(Data listing)
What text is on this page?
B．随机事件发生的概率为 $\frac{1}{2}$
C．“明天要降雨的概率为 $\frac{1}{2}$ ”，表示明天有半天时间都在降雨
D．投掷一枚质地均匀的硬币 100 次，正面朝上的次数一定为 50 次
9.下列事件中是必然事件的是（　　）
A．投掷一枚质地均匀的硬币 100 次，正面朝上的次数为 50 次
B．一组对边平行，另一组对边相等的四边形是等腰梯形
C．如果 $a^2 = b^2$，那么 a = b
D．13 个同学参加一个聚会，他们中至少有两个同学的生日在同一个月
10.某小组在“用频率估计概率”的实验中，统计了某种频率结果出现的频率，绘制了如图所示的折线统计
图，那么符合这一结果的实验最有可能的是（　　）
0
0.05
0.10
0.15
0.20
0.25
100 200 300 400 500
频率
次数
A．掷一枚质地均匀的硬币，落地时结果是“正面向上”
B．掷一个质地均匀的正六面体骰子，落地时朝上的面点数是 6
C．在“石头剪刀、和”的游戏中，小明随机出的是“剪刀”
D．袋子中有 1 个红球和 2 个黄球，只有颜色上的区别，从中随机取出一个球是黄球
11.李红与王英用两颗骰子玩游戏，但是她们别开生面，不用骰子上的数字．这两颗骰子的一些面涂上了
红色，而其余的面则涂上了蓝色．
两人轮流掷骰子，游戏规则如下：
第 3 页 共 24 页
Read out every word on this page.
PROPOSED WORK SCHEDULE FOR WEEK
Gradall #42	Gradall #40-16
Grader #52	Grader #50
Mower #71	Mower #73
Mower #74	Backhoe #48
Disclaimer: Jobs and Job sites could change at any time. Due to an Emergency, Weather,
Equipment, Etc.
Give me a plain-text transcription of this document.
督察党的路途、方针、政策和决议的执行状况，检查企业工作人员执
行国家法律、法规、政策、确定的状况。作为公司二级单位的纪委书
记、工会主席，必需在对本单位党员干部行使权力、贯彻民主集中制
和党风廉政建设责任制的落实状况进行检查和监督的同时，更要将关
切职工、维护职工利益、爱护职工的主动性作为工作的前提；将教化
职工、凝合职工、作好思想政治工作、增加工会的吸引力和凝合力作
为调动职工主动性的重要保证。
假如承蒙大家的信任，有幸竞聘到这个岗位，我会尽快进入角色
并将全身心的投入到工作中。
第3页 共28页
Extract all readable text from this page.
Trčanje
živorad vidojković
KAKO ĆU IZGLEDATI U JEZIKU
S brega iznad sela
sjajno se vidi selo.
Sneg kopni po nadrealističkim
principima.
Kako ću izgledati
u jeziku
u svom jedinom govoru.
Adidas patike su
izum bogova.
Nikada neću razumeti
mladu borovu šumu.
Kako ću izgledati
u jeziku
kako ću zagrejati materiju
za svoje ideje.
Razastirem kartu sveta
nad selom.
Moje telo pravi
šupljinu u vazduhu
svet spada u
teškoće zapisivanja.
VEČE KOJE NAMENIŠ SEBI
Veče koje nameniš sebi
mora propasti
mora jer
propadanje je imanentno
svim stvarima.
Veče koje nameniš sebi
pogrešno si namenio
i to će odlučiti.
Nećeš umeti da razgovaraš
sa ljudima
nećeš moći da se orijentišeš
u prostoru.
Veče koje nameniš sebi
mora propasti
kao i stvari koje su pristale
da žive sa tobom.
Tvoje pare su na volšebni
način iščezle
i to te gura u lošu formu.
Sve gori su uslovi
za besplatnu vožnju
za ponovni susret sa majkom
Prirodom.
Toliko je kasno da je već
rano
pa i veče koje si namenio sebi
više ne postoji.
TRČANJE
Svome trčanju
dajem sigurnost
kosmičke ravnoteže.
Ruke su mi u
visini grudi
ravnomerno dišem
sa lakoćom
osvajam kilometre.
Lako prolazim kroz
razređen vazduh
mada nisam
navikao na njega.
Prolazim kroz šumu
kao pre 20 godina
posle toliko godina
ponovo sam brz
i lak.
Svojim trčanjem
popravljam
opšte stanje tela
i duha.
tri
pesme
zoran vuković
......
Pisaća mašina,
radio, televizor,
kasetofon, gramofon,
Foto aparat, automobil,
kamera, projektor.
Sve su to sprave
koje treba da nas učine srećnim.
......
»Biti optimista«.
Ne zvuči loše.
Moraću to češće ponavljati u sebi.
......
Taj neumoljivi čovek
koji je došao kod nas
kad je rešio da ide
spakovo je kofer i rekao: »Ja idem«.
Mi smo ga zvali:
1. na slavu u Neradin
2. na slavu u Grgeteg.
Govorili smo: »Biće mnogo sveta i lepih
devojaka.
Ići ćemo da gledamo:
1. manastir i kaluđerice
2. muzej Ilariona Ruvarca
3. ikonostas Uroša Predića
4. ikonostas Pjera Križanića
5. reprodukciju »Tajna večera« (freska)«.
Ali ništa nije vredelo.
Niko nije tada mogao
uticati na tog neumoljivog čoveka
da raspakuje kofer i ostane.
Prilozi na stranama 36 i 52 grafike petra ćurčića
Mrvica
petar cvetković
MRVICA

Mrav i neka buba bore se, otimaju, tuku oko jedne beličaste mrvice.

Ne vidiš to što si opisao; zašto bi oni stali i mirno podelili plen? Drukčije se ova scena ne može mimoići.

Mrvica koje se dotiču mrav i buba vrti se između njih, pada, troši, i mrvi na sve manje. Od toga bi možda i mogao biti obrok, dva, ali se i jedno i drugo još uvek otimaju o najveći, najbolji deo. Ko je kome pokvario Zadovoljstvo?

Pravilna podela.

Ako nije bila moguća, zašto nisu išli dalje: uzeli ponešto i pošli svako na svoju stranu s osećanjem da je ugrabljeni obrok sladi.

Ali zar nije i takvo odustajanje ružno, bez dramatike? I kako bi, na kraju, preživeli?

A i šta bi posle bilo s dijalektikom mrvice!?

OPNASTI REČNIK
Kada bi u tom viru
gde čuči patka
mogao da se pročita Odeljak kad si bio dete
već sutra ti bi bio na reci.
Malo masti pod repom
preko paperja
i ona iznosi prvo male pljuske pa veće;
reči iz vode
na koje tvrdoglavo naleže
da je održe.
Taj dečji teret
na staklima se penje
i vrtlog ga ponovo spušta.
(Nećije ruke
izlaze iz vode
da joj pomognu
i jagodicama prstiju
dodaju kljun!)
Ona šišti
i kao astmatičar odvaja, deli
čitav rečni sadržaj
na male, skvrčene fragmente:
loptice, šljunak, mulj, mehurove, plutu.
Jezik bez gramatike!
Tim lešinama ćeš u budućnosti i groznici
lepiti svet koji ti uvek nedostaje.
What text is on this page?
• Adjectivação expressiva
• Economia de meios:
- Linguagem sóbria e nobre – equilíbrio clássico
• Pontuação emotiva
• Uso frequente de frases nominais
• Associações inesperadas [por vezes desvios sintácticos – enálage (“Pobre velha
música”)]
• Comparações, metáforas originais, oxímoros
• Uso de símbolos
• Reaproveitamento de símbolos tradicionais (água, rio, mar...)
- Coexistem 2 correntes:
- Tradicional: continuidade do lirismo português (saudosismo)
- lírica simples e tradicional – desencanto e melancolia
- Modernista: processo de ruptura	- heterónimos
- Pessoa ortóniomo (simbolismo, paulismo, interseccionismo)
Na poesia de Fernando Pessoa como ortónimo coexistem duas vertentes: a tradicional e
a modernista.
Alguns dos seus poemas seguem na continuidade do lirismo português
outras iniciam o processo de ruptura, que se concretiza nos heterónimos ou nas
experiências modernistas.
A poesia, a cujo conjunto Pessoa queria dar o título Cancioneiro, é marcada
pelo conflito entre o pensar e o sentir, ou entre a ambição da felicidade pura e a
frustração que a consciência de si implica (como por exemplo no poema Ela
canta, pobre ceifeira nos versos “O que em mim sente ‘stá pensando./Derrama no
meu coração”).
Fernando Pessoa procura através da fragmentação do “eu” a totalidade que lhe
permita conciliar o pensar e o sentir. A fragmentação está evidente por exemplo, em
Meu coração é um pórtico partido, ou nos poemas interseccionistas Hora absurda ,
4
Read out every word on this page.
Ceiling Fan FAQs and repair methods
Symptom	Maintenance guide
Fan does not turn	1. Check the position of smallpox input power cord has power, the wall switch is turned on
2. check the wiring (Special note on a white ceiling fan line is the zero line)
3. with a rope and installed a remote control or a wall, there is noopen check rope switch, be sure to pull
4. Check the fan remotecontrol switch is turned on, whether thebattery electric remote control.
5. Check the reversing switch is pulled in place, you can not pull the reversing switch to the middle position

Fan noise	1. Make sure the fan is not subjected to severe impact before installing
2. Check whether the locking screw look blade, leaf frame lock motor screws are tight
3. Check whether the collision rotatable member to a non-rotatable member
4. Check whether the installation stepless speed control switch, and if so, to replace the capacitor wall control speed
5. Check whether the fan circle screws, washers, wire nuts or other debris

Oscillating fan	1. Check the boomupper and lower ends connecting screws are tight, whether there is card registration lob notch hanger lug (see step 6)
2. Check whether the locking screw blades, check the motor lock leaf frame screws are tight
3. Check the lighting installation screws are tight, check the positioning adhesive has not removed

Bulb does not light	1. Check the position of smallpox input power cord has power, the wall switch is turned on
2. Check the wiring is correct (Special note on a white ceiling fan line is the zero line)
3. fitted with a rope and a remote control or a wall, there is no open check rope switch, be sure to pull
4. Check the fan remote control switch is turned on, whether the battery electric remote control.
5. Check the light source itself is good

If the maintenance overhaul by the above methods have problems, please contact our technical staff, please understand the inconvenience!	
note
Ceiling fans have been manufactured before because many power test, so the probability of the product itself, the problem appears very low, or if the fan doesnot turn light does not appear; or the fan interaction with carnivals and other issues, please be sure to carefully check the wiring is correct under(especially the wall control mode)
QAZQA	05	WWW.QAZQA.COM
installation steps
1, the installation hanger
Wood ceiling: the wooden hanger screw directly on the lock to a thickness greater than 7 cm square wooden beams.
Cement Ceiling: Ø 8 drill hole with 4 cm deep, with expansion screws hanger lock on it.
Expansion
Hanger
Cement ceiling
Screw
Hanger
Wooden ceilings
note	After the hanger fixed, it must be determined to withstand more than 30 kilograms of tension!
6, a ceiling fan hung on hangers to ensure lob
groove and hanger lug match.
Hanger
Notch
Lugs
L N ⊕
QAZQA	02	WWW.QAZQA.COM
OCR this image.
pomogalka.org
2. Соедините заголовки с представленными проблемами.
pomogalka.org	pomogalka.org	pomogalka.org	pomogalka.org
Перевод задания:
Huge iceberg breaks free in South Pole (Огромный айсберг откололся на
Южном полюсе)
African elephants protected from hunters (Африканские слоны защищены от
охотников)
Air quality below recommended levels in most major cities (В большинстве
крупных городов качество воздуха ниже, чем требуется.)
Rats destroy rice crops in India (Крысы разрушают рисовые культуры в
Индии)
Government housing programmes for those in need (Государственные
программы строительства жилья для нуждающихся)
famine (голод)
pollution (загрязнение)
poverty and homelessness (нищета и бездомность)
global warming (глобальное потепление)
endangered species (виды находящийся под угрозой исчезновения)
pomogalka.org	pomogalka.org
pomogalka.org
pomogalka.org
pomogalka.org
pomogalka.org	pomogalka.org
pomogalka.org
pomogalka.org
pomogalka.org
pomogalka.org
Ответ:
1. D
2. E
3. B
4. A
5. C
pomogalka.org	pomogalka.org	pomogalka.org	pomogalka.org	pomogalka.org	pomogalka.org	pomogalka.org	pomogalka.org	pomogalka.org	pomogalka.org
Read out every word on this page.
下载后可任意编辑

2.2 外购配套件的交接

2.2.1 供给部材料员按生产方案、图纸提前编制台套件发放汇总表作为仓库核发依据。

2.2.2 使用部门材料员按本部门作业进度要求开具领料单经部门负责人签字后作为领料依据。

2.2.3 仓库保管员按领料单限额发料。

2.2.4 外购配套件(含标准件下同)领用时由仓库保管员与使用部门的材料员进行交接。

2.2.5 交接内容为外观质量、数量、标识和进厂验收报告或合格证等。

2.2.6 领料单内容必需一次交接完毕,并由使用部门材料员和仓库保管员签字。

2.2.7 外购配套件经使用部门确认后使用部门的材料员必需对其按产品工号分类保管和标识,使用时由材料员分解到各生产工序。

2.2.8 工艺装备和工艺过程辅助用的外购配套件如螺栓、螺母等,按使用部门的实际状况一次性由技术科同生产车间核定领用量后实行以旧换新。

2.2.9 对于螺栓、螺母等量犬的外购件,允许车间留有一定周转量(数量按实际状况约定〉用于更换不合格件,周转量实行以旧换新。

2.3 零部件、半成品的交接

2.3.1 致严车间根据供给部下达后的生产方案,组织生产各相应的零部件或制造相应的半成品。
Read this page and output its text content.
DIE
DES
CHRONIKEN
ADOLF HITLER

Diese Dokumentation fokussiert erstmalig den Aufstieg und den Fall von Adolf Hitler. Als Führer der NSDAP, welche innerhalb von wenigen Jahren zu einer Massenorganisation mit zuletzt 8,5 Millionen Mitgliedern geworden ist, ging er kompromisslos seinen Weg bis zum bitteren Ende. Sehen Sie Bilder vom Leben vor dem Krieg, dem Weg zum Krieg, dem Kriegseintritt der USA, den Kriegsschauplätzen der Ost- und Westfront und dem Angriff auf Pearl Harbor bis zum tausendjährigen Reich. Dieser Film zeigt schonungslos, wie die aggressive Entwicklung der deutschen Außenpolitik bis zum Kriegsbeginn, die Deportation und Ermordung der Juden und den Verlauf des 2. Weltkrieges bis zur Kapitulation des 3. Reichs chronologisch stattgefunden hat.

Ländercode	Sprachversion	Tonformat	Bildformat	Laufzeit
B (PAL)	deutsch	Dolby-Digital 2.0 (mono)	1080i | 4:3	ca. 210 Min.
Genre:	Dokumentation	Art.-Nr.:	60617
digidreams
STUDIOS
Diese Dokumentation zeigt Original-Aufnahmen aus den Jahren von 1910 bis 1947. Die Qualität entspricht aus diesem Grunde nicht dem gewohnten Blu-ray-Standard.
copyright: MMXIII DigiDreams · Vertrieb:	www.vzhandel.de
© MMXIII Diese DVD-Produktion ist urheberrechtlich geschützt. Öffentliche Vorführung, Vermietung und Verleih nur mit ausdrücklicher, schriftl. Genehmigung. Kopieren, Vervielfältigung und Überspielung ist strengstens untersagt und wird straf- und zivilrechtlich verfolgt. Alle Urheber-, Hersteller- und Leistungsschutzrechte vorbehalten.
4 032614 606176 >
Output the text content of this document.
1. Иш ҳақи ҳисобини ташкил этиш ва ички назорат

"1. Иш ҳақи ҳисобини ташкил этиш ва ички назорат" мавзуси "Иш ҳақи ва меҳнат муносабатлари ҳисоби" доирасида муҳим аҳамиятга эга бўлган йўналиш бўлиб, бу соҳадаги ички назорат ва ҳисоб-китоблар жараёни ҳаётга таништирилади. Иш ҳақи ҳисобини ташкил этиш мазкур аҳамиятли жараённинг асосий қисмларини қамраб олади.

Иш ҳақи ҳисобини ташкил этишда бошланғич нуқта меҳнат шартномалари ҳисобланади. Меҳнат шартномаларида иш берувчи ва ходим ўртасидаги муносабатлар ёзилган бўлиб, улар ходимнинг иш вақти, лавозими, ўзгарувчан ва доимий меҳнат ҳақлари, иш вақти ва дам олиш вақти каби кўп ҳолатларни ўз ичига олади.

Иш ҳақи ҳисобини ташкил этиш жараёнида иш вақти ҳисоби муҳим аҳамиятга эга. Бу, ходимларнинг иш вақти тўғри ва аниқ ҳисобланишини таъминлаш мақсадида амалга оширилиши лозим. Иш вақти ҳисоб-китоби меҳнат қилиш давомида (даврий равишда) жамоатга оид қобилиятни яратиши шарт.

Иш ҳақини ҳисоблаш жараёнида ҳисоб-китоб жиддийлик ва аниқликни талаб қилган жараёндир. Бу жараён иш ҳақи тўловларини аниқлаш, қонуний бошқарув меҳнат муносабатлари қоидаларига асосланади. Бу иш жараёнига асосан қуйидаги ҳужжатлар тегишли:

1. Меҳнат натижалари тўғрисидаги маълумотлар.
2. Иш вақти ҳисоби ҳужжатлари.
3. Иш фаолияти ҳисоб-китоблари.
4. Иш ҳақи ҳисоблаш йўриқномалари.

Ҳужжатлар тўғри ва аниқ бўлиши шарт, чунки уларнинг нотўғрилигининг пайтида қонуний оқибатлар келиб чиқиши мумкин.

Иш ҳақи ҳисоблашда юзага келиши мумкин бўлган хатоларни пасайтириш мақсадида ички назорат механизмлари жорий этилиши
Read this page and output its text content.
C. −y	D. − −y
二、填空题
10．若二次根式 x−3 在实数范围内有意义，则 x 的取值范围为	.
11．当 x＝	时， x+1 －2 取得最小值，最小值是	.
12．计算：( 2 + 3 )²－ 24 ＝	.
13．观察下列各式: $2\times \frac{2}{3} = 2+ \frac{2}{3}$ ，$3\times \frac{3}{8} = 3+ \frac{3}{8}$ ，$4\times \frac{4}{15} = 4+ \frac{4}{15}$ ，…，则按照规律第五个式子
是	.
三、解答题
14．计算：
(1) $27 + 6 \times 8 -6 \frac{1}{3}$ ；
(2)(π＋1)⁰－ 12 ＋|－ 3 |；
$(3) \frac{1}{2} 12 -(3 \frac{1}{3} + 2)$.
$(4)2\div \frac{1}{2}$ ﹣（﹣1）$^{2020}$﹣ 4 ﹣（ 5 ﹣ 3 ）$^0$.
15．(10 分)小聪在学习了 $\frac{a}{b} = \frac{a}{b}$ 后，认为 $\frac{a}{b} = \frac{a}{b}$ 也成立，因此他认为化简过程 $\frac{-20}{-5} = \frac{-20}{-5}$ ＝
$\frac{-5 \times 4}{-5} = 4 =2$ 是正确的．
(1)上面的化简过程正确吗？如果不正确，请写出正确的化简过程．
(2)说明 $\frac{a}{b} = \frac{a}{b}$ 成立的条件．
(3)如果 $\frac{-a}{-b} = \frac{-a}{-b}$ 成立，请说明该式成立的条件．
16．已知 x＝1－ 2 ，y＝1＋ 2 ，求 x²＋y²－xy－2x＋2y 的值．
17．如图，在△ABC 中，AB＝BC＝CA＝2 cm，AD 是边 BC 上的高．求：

### Exercise brief
Return every line above in which the string "continuidade" occurs.

### Output of the task
- Tradicional: continuidade do lirismo português (saudosismo)
Alguns dos seus poemas seguem na continuidade do lirismo português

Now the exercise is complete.